• **Task objective**: Only the number is wanted: count the lines that contain "ลงทะเบ".

[Stored records]
═══

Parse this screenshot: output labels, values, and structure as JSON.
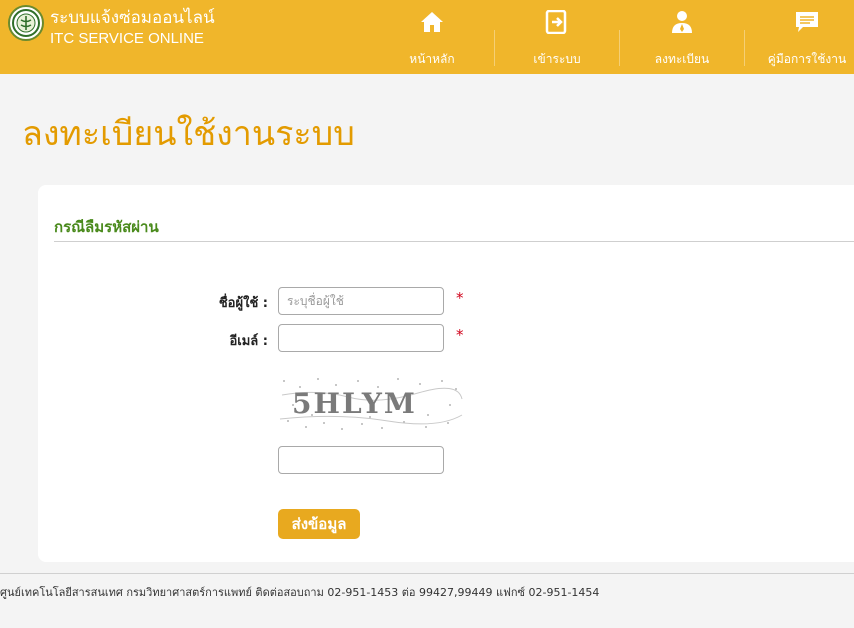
{
  "header": {
    "brand_title": "ระบบแจ้งซ่อมออนไลน์",
    "brand_subtitle": "ITC SERVICE ONLINE",
    "nav": [
      {
        "label": "หน้าหลัก",
        "icon": "home-icon"
      },
      {
        "label": "เข้าระบบ",
        "icon": "login-icon"
      },
      {
        "label": "ลงทะเบียน",
        "icon": "user-register-icon"
      },
      {
        "label": "คู่มือการใช้งาน",
        "icon": "manual-chat-icon"
      }
    ]
  },
  "page": {
    "title": "ลงทะเบียนใช้งานระบบ"
  },
  "form": {
    "section_title": "กรณีลืมรหัสผ่าน",
    "username_label": "ชื่อผู้ใช้ :",
    "username_placeholder": "ระบุชื่อผู้ใช้",
    "username_value": "",
    "email_label": "อีเมล์ :",
    "email_value": "",
    "required_mark": "*",
    "captcha_text": "5HLYM",
    "captcha_value": "",
    "submit_label": "ส่งข้อมูล"
  },
  "footer": {
    "text": "ศูนย์เทคโนโลยีสารสนเทศ กรมวิทยาศาสตร์การแพทย์ ติดต่อสอบถาม 02-951-1453 ต่อ 99427,99449 แฟกซ์ 02-951-1454"
  },
  "colors": {
    "header_bg": "#f0b62b",
    "title": "#e39b00",
    "section_title": "#4a8a1c",
    "button": "#e8a91f",
    "required": "#d0021b"
  }
}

═══

• **Answer to the exercise**: 2